- _Requirement_: Collect every line that includes the string "Cancel".

- _Entries from a dataset_:
+ + + + +

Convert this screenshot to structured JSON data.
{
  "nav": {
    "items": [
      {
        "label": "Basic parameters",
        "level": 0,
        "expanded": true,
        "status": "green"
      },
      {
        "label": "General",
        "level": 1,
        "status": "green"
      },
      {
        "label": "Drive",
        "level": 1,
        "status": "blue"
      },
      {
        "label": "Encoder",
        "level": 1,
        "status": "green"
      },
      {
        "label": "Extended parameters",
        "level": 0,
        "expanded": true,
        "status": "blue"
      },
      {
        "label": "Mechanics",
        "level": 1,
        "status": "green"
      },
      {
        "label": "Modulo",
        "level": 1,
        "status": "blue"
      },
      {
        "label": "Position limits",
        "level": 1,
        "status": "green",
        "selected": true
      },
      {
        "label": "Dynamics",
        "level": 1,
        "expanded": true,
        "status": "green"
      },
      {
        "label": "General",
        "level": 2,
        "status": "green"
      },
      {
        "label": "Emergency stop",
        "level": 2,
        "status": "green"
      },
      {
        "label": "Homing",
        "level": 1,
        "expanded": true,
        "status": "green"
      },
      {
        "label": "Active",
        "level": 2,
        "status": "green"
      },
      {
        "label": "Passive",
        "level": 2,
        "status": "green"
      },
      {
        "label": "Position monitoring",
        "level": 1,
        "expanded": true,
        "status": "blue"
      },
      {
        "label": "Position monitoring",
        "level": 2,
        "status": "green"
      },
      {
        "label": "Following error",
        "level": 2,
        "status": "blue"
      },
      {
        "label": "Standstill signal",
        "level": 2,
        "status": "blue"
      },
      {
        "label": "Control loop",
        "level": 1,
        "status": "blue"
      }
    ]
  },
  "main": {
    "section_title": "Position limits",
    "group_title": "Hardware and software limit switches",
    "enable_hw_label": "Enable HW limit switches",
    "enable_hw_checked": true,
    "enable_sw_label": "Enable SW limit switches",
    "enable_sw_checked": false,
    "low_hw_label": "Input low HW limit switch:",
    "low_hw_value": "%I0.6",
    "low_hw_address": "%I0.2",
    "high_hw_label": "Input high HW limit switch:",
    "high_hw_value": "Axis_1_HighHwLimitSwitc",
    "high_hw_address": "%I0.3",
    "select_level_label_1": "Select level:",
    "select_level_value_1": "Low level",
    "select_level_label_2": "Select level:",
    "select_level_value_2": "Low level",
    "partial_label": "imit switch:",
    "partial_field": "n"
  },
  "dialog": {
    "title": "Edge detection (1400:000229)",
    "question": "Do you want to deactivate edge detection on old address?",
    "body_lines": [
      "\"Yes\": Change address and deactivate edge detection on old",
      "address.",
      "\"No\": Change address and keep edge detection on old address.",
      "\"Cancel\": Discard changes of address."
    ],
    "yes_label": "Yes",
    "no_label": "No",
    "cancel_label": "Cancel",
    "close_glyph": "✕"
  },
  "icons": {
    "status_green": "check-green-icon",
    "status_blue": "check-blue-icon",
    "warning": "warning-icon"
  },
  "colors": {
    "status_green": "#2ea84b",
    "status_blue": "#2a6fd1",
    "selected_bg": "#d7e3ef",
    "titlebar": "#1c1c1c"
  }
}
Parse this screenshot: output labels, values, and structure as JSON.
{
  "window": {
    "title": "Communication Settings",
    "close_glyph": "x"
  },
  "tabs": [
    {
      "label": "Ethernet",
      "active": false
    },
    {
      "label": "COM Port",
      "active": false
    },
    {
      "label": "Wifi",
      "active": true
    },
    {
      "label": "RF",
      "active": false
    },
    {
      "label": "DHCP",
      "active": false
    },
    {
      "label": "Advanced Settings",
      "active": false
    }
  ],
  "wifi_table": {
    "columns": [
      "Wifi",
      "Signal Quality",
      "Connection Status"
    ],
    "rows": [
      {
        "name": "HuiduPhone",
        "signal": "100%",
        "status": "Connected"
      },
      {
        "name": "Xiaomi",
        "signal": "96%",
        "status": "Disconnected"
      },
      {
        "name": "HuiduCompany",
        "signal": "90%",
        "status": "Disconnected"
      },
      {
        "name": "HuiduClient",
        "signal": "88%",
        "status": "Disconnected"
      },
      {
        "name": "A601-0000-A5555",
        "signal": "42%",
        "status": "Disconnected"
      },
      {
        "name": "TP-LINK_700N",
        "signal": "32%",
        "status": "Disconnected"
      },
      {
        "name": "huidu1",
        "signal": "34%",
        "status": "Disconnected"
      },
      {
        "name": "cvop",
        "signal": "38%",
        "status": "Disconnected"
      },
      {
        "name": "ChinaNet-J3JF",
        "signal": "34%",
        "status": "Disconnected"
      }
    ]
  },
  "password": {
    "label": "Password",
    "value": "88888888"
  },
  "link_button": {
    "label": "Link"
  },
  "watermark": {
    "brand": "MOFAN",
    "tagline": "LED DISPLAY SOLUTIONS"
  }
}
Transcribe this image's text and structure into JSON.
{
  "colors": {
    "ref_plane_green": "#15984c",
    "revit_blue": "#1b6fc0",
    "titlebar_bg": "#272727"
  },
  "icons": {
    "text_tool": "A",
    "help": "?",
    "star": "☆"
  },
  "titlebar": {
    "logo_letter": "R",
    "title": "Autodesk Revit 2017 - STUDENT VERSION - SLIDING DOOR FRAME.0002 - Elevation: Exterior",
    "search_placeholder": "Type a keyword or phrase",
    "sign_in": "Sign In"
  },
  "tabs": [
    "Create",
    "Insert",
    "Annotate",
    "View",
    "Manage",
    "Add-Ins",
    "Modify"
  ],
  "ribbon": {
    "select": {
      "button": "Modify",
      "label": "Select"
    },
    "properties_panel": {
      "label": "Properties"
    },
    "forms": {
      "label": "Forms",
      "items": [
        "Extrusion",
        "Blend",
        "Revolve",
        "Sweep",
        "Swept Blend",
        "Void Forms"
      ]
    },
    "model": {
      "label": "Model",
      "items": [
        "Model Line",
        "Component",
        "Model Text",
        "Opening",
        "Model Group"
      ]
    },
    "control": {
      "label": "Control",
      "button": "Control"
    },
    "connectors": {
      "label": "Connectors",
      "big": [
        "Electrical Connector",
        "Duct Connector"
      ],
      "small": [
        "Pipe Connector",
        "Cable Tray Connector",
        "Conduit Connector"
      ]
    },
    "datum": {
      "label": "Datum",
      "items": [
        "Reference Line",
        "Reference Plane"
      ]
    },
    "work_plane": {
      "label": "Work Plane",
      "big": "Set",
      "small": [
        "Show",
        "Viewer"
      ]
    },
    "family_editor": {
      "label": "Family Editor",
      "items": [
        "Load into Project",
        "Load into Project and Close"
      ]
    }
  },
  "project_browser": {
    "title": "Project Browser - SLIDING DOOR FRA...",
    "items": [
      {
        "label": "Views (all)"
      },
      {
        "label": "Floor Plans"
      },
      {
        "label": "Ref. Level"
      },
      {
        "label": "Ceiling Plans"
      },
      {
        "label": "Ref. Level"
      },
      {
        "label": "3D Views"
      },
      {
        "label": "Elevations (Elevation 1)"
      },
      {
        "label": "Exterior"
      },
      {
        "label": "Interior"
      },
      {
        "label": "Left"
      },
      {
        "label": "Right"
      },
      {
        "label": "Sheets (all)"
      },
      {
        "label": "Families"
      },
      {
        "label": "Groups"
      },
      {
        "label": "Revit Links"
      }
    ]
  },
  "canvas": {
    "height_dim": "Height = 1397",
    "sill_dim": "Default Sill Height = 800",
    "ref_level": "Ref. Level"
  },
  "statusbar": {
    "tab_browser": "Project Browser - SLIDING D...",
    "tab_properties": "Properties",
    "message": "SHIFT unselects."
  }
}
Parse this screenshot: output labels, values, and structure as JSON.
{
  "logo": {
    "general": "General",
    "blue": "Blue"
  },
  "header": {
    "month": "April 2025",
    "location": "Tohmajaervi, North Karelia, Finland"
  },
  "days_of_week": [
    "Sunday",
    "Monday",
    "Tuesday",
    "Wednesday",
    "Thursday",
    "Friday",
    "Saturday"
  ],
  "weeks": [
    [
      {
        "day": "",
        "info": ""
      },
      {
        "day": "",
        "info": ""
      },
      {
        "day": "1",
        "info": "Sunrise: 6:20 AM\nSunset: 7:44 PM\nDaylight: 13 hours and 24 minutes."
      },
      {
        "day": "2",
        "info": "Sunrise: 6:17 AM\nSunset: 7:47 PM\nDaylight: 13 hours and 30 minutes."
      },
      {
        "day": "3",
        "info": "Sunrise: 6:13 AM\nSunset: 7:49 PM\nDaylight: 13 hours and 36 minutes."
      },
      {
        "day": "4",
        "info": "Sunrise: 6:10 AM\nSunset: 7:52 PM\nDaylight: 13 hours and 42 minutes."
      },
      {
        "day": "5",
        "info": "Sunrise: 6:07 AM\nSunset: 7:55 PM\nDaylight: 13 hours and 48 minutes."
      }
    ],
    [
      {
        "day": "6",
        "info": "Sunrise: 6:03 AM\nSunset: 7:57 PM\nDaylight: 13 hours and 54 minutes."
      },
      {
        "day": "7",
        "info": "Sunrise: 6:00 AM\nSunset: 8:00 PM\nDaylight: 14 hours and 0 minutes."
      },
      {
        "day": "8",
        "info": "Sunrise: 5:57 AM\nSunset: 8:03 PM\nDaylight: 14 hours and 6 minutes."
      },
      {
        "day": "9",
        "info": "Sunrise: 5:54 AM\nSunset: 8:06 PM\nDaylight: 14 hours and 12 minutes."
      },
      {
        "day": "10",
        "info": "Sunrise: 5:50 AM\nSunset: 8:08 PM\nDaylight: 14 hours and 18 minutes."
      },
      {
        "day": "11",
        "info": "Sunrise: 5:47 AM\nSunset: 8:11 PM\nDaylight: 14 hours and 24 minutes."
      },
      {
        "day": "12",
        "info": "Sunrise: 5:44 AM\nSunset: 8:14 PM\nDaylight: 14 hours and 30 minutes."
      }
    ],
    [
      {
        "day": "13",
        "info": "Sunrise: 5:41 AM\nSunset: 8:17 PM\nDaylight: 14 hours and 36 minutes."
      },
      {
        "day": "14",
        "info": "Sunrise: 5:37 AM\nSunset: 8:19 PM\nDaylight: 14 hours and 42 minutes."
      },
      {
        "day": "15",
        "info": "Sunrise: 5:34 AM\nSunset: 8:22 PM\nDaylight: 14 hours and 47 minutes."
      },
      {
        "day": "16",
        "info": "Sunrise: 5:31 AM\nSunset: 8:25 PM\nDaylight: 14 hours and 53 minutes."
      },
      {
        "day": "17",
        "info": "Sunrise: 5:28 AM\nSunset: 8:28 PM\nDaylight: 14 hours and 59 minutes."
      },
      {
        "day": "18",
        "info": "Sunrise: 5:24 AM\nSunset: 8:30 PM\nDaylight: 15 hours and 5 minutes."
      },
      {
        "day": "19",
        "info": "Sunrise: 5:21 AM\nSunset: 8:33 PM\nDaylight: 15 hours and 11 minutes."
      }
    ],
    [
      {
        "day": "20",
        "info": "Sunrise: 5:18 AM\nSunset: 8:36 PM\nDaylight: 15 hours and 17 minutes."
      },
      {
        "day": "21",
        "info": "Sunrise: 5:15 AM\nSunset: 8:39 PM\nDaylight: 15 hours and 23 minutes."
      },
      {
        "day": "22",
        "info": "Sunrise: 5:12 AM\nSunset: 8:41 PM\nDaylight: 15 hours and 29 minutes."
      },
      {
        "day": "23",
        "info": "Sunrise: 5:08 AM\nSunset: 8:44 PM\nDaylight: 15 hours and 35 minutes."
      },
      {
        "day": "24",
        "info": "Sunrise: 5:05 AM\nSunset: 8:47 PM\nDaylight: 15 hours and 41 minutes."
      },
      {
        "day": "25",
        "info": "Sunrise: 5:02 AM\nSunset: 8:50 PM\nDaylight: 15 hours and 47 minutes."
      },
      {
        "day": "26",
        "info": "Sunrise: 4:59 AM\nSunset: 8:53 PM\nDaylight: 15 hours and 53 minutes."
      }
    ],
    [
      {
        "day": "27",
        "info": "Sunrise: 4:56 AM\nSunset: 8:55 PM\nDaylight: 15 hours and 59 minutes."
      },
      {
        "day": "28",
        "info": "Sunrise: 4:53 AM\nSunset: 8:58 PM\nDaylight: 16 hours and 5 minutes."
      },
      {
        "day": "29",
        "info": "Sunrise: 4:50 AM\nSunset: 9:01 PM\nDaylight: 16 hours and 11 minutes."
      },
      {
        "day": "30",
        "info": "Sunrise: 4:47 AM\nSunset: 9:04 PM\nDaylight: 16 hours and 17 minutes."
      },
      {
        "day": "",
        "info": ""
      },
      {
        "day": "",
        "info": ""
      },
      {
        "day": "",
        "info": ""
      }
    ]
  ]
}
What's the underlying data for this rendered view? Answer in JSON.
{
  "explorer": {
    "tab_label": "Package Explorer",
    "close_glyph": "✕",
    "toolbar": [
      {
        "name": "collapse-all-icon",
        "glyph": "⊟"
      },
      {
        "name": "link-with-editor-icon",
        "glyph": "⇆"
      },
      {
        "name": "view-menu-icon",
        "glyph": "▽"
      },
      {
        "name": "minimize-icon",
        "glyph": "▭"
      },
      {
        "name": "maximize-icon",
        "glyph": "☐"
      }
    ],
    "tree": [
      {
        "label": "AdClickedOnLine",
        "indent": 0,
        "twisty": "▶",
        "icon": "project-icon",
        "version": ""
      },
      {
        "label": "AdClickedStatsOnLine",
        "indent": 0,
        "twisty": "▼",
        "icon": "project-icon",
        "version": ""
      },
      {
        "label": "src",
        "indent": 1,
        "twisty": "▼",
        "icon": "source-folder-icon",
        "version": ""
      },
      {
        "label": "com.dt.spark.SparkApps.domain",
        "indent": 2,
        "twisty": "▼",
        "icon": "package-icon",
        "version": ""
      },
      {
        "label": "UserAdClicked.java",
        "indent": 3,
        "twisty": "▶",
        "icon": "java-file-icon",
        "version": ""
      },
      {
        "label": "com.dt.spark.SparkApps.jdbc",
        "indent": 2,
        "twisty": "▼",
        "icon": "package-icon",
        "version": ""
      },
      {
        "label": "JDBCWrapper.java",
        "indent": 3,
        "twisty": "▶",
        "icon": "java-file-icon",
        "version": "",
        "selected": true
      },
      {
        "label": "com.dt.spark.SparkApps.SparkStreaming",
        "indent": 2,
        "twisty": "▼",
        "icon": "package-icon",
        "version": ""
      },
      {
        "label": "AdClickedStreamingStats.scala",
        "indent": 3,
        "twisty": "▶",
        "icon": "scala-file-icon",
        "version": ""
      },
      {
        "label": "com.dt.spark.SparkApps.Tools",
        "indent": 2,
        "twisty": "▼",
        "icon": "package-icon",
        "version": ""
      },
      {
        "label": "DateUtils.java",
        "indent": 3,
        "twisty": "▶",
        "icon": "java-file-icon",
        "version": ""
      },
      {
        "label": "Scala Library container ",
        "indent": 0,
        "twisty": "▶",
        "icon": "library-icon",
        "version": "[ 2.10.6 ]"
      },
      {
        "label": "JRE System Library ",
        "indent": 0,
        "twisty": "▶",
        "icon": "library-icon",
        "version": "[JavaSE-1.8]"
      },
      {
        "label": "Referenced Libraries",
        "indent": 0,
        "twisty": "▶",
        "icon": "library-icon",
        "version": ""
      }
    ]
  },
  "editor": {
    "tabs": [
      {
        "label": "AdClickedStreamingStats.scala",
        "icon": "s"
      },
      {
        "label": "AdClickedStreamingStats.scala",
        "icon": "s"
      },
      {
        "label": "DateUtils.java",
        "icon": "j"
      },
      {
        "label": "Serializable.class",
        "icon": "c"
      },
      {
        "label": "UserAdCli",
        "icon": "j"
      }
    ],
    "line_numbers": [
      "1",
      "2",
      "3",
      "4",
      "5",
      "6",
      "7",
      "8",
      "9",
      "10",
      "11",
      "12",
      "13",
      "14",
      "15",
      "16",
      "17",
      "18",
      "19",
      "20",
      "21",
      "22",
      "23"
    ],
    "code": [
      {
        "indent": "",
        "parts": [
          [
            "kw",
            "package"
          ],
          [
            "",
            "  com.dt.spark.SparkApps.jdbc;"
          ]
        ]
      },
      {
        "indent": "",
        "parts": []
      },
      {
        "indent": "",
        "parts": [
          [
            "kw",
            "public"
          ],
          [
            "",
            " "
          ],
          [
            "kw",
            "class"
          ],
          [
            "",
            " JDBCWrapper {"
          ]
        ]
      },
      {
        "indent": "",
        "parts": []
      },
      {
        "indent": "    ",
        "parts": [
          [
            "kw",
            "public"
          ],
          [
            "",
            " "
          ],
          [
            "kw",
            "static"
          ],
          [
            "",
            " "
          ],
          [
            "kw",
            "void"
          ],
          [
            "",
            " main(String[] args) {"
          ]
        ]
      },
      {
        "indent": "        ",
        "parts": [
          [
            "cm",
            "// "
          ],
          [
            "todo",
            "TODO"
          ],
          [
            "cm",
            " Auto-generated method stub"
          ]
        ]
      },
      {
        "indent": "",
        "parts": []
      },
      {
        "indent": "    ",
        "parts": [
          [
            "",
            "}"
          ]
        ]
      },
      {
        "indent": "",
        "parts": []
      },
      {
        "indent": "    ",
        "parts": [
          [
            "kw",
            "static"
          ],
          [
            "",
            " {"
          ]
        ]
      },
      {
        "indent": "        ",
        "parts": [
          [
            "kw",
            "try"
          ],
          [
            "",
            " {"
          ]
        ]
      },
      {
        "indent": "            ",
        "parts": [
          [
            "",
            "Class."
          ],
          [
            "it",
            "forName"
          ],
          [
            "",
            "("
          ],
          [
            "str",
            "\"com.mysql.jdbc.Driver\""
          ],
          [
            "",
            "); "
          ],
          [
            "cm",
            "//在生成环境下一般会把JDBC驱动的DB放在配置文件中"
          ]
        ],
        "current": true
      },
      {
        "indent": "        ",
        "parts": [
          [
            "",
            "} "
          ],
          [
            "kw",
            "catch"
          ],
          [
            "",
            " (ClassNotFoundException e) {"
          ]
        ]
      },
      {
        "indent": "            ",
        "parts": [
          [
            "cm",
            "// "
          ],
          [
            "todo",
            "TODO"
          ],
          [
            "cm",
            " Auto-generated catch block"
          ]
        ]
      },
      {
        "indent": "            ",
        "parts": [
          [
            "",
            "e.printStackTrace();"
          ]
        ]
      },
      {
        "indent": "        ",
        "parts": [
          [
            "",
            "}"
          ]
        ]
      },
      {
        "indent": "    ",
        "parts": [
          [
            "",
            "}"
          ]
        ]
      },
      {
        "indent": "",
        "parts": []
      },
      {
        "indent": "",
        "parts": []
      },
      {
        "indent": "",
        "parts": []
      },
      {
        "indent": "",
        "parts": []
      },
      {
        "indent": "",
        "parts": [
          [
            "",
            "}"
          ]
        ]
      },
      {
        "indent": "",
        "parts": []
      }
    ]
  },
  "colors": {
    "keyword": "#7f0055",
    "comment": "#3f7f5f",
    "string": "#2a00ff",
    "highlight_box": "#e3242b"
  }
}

+ + + + +

- _Task solution_:
      "\"Cancel\": Discard changes of address."
    "cancel_label": "Cancel",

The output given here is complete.